DIRECTIONS FOR THIS TASK ->
Return all of the data exactly, with nothing left out but the pictures.

ENTRIES ->
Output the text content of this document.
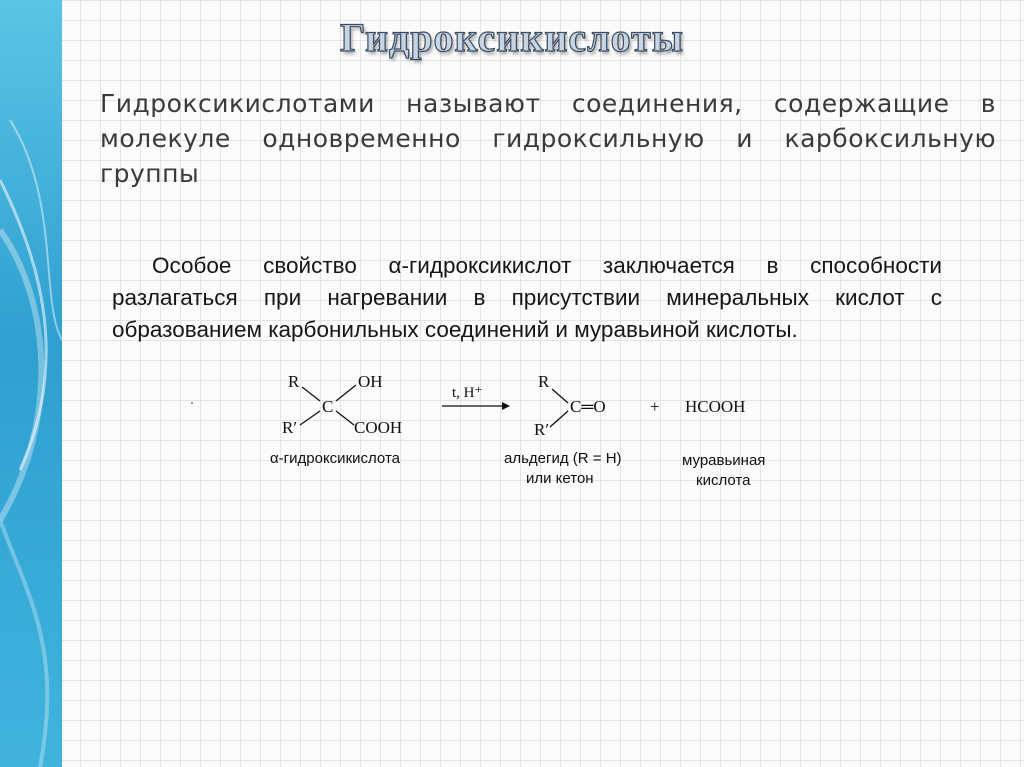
Гидроксикислоты
Гидроксикислотами называют соединения, содержащие в молекуле одновременно гидроксильную и карбоксильную группы
Особое свойство α-гидроксикислот заключается в способности разлагаться при нагревании в присутствии минеральных кислот с образованием карбонильных соединений и муравьиной кислоты.
R
R′
C
OH
COOH
t, H⁺
R
R′
C═O	+ HCOOH
α-гидроксикислота	альдегид (R = H)
или кетон
муравьиная
кислота
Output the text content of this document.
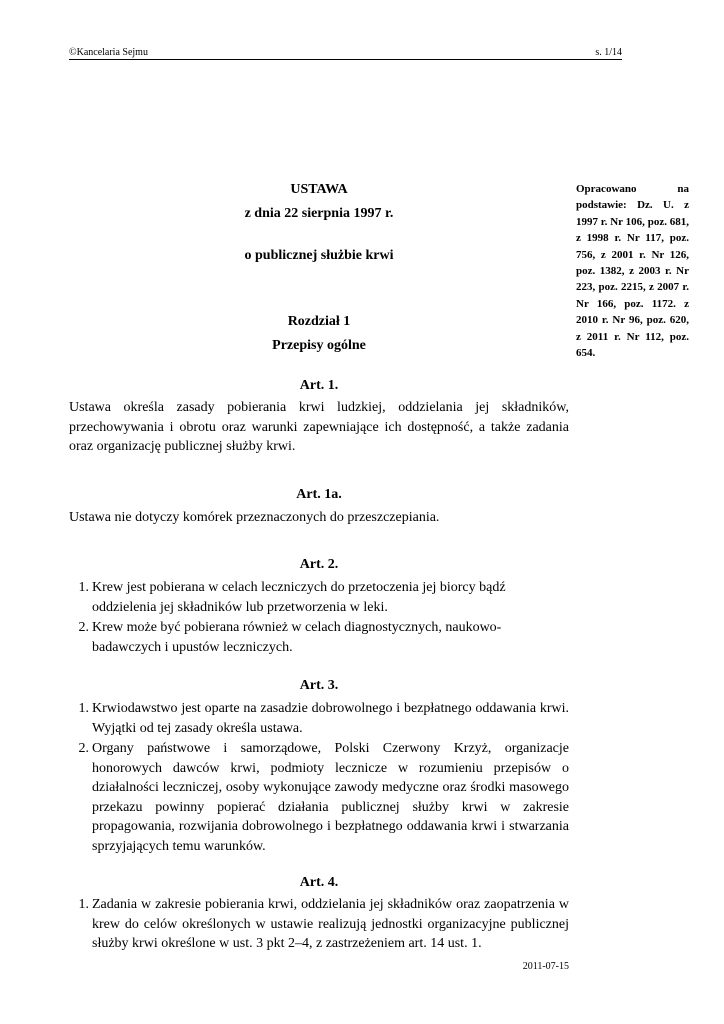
©Kancelaria Sejmu	s. 1/14
USTAWA
z dnia 22 sierpnia 1997 r.
o publicznej służbie krwi
Rozdział 1
Przepisy ogólne
Opracowano na podstawie: Dz. U. z 1997 r. Nr 106, poz. 681, z 1998 r. Nr 117, poz. 756, z 2001 r. Nr 126, poz. 1382, z 2003 r. Nr 223, poz. 2215, z 2007 r. Nr 166, poz. 1172. z 2010 r. Nr 96, poz. 620, z 2011 r. Nr 112, poz. 654.
Art. 1.
Ustawa określa zasady pobierania krwi ludzkiej, oddzielania jej składników, przechowywania i obrotu oraz warunki zapewniające ich dostępność, a także zadania oraz organizację publicznej służby krwi.
Art. 1a.
Ustawa nie dotyczy komórek przeznaczonych do przeszczepiania.
Art. 2.
1. Krew jest pobierana w celach leczniczych do przetoczenia jej biorcy bądź oddzielenia jej składników lub przetworzenia w leki.
2. Krew może być pobierana również w celach diagnostycznych, naukowo-badawczych i upustów leczniczych.
Art. 3.
1. Krwiodawstwo jest oparte na zasadzie dobrowolnego i bezpłatnego oddawania krwi. Wyjątki od tej zasady określa ustawa.
2. Organy państwowe i samorządowe, Polski Czerwony Krzyż, organizacje honorowych dawców krwi, podmioty lecznicze w rozumieniu przepisów o działalności leczniczej, osoby wykonujące zawody medyczne oraz środki masowego przekazu powinny popierać działania publicznej służby krwi w zakresie propagowania, rozwijania dobrowolnego i bezpłatnego oddawania krwi i stwarzania sprzyjających temu warunków.
Art. 4.
1. Zadania w zakresie pobierania krwi, oddzielania jej składników oraz zaopatrzenia w krew do celów określonych w ustawie realizują jednostki organizacyjne publicznej służby krwi określone w ust. 3 pkt 2–4, z zastrzeżeniem art. 14 ust. 1.
2011-07-15
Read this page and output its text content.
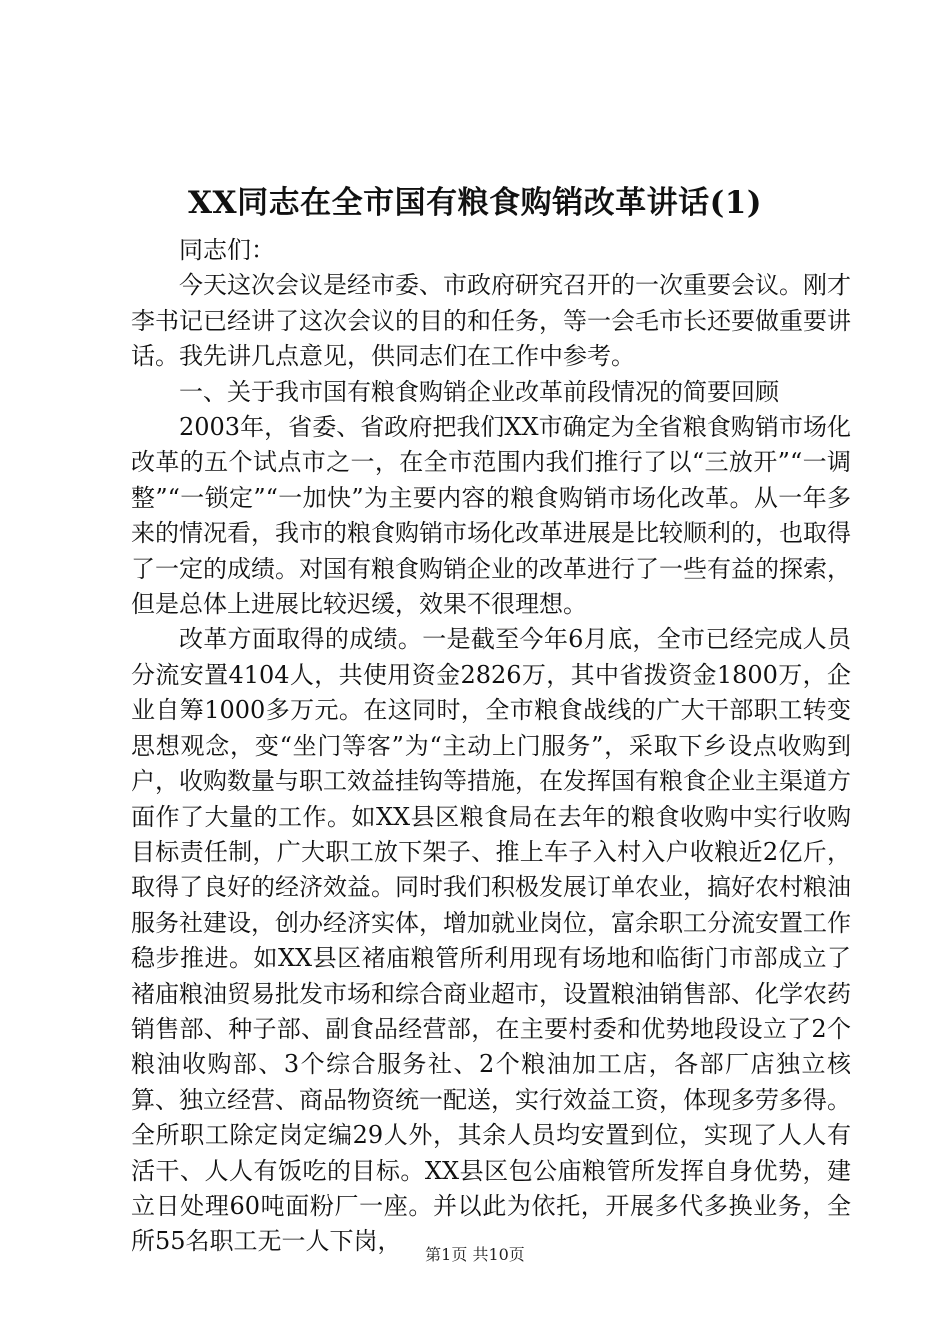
XX同志在全市国有粮食购销改革讲话(1)

同志们：

今天这次会议是经市委、市政府研究召开的一次重要会议。刚才李书记已经讲了这次会议的目的和任务，等一会毛市长还要做重要讲话。我先讲几点意见，供同志们在工作中参考。

一、关于我市国有粮食购销企业改革前段情况的简要回顾

2003年，省委、省政府把我们XX市确定为全省粮食购销市场化改革的五个试点市之一，在全市范围内我们推行了以“三放开”“一调整”“一锁定”“一加快”为主要内容的粮食购销市场化改革。从一年多来的情况看，我市的粮食购销市场化改革进展是比较顺利的，也取得了一定的成绩。对国有粮食购销企业的改革进行了一些有益的探索，但是总体上进展比较迟缓，效果不很理想。

改革方面取得的成绩。一是截至今年6月底，全市已经完成人员分流安置4104人，共使用资金2826万，其中省拨资金1800万，企业自筹1000多万元。在这同时，全市粮食战线的广大干部职工转变思想观念，变“坐门等客”为“主动上门服务”，采取下乡设点收购到户，收购数量与职工效益挂钩等措施，在发挥国有粮食企业主渠道方面作了大量的工作。如XX县区粮食局在去年的粮食收购中实行收购目标责任制，广大职工放下架子、推上车子入村入户收粮近2亿斤，取得了良好的经济效益。同时我们积极发展订单农业，搞好农村粮油服务社建设，创办经济实体，增加就业岗位，富余职工分流安置工作稳步推进。如XX县区褚庙粮管所利用现有场地和临街门市部成立了褚庙粮油贸易批发市场和综合商业超市，设置粮油销售部、化学农药销售部、种子部、副食品经营部，在主要村委和优势地段设立了2个粮油收购部、3个综合服务社、2个粮油加工店，各部厂店独立核算、独立经营、商品物资统一配送，实行效益工资，体现多劳多得。全所职工除定岗定编29人外，其余人员均安置到位，实现了人人有活干、人人有饭吃的目标。XX县区包公庙粮管所发挥自身优势，建立日处理60吨面粉厂一座。并以此为依托，开展多代多换业务，全所55名职工无一人下岗，	第1页 共10页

RESPONSE TO THE EXERCISE ->
Output the text content of this document.
Гидроксикислоты
Гидроксикислотами называют соединения, содержащие в молекуле одновременно гидроксильную и карбоксильную группы
Особое свойство α-гидроксикислот заключается в способности разлагаться при нагревании в присутствии минеральных кислот с образованием карбонильных соединений и муравьиной кислоты.
R
R′
C
OH
COOH
t, H⁺
R
R′
C═O	+ HCOOH
α-гидроксикислота	альдегид (R = H)
или кетон
муравьиная
кислота
Output the text content of this document.
©Kancelaria Sejmu	s. 1/14
USTAWA
z dnia 22 sierpnia 1997 r.
o publicznej służbie krwi
Rozdział 1
Przepisy ogólne
Opracowano na podstawie: Dz. U. z 1997 r. Nr 106, poz. 681, z 1998 r. Nr 117, poz. 756, z 2001 r. Nr 126, poz. 1382, z 2003 r. Nr 223, poz. 2215, z 2007 r. Nr 166, poz. 1172. z 2010 r. Nr 96, poz. 620, z 2011 r. Nr 112, poz. 654.
Art. 1.
Ustawa określa zasady pobierania krwi ludzkiej, oddzielania jej składników, przechowywania i obrotu oraz warunki zapewniające ich dostępność, a także zadania oraz organizację publicznej służby krwi.
Art. 1a.
Ustawa nie dotyczy komórek przeznaczonych do przeszczepiania.
Art. 2.
1. Krew jest pobierana w celach leczniczych do przetoczenia jej biorcy bądź oddzielenia jej składników lub przetworzenia w leki.
2. Krew może być pobierana również w celach diagnostycznych, naukowo-badawczych i upustów leczniczych.
Art. 3.
1. Krwiodawstwo jest oparte na zasadzie dobrowolnego i bezpłatnego oddawania krwi. Wyjątki od tej zasady określa ustawa.
2. Organy państwowe i samorządowe, Polski Czerwony Krzyż, organizacje honorowych dawców krwi, podmioty lecznicze w rozumieniu przepisów o działalności leczniczej, osoby wykonujące zawody medyczne oraz środki masowego przekazu powinny popierać działania publicznej służby krwi w zakresie propagowania, rozwijania dobrowolnego i bezpłatnego oddawania krwi i stwarzania sprzyjających temu warunków.
Art. 4.
1. Zadania w zakresie pobierania krwi, oddzielania jej składników oraz zaopatrzenia w krew do celów określonych w ustawie realizują jednostki organizacyjne publicznej służby krwi określone w ust. 3 pkt 2–4, z zastrzeżeniem art. 14 ust. 1.
2011-07-15
Read this page and output its text content.
XX同志在全市国有粮食购销改革讲话(1)

同志们：

今天这次会议是经市委、市政府研究召开的一次重要会议。刚才李书记已经讲了这次会议的目的和任务，等一会毛市长还要做重要讲话。我先讲几点意见，供同志们在工作中参考。

一、关于我市国有粮食购销企业改革前段情况的简要回顾

2003年，省委、省政府把我们XX市确定为全省粮食购销市场化改革的五个试点市之一，在全市范围内我们推行了以“三放开”“一调整”“一锁定”“一加快”为主要内容的粮食购销市场化改革。从一年多来的情况看，我市的粮食购销市场化改革进展是比较顺利的，也取得了一定的成绩。对国有粮食购销企业的改革进行了一些有益的探索，但是总体上进展比较迟缓，效果不很理想。

改革方面取得的成绩。一是截至今年6月底，全市已经完成人员分流安置4104人，共使用资金2826万，其中省拨资金1800万，企业自筹1000多万元。在这同时，全市粮食战线的广大干部职工转变思想观念，变“坐门等客”为“主动上门服务”，采取下乡设点收购到户，收购数量与职工效益挂钩等措施，在发挥国有粮食企业主渠道方面作了大量的工作。如XX县区粮食局在去年的粮食收购中实行收购目标责任制，广大职工放下架子、推上车子入村入户收粮近2亿斤，取得了良好的经济效益。同时我们积极发展订单农业，搞好农村粮油服务社建设，创办经济实体，增加就业岗位，富余职工分流安置工作稳步推进。如XX县区褚庙粮管所利用现有场地和临街门市部成立了褚庙粮油贸易批发市场和综合商业超市，设置粮油销售部、化学农药销售部、种子部、副食品经营部，在主要村委和优势地段设立了2个粮油收购部、3个综合服务社、2个粮油加工店，各部厂店独立核算、独立经营、商品物资统一配送，实行效益工资，体现多劳多得。全所职工除定岗定编29人外，其余人员均安置到位，实现了人人有活干、人人有饭吃的目标。XX县区包公庙粮管所发挥自身优势，建立日处理60吨面粉厂一座。并以此为依托，开展多代多换业务，全所55名职工无一人下岗，	第1页 共10页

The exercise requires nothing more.